**THE EXERCISE:**
Scan the entries below for the word "Sharing". Copy each line that has it.

┌────────

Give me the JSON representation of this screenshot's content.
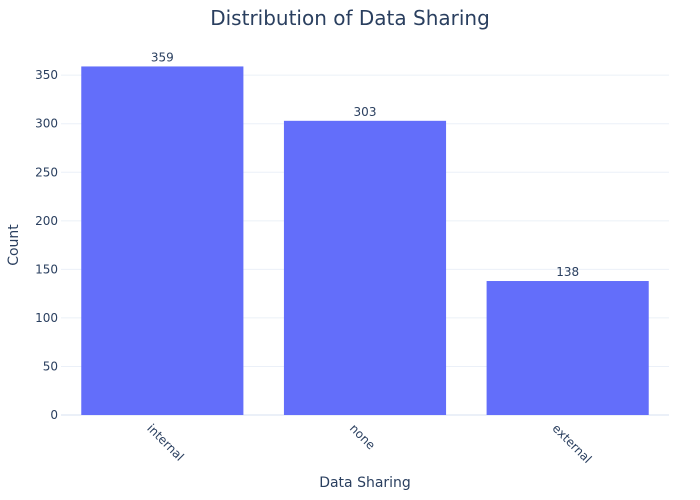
{
  "chart_data": {
    "type": "bar",
    "title": "Distribution of Data Sharing",
    "xlabel": "Data Sharing",
    "ylabel": "Count",
    "categories": [
      "internal",
      "none",
      "external"
    ],
    "values": [
      359,
      303,
      138
    ],
    "ylim": [
      0,
      378
    ],
    "yticks": [
      0,
      50,
      100,
      150,
      200,
      250,
      300,
      350
    ],
    "grid": true,
    "bar_color": "#636efa",
    "text_color": "#2a3f5f",
    "grid_color": "#ebf0f8"
  }
}
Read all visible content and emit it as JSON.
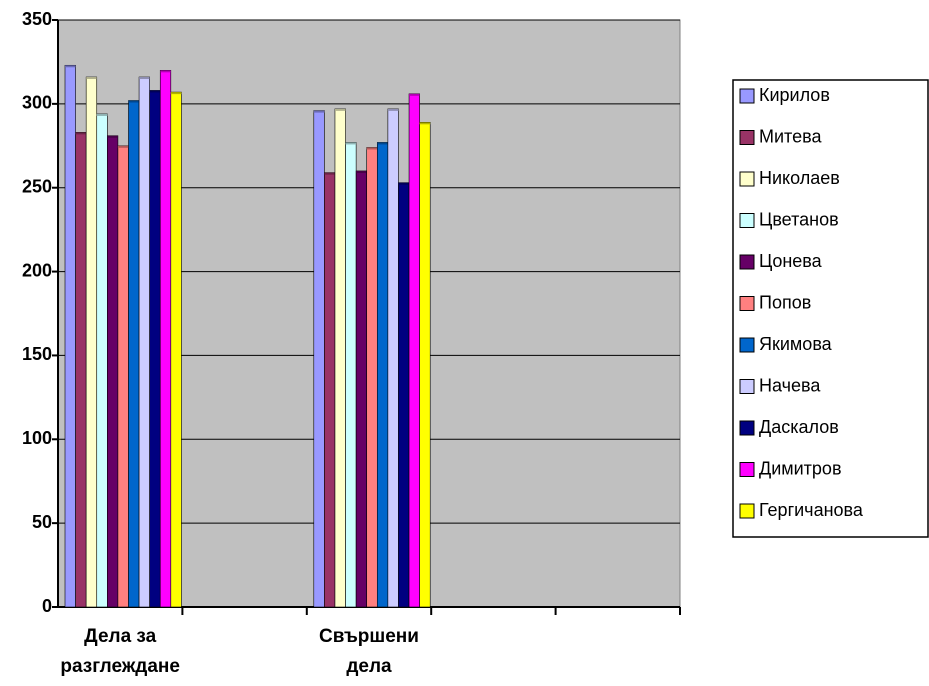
{
  "chart_data": {
    "type": "bar",
    "categories": [
      "Дела за разглеждане",
      null,
      "Свършени дела",
      null,
      null
    ],
    "series": [
      {
        "name": "Кирилов",
        "color": "#9999ff",
        "values": [
          323,
          null,
          296,
          null,
          null
        ]
      },
      {
        "name": "Митева",
        "color": "#993366",
        "values": [
          283,
          null,
          259,
          null,
          null
        ]
      },
      {
        "name": "Николаев",
        "color": "#ffffcc",
        "values": [
          316,
          null,
          297,
          null,
          null
        ]
      },
      {
        "name": "Цветанов",
        "color": "#ccffff",
        "values": [
          294,
          null,
          277,
          null,
          null
        ]
      },
      {
        "name": "Цонева",
        "color": "#660066",
        "values": [
          281,
          null,
          260,
          null,
          null
        ]
      },
      {
        "name": "Попов",
        "color": "#ff8080",
        "values": [
          275,
          null,
          274,
          null,
          null
        ]
      },
      {
        "name": "Якимова",
        "color": "#0066cc",
        "values": [
          302,
          null,
          277,
          null,
          null
        ]
      },
      {
        "name": "Начева",
        "color": "#ccccff",
        "values": [
          316,
          null,
          297,
          null,
          null
        ]
      },
      {
        "name": "Даскалов",
        "color": "#000080",
        "values": [
          308,
          null,
          253,
          null,
          null
        ]
      },
      {
        "name": "Димитров",
        "color": "#ff00ff",
        "values": [
          320,
          null,
          306,
          null,
          null
        ]
      },
      {
        "name": "Гергичанова",
        "color": "#ffff00",
        "values": [
          307,
          null,
          289,
          null,
          null
        ]
      }
    ],
    "ylim": [
      0,
      350
    ],
    "yticks": [
      0,
      50,
      100,
      150,
      200,
      250,
      300,
      350
    ],
    "grid": true,
    "legend": "right",
    "plot_background": "#c0c0c0"
  }
}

└────────

**RESPONSE TO THIS EXERCISE:**
    "title": "Distribution of Data Sharing",
    "xlabel": "Data Sharing",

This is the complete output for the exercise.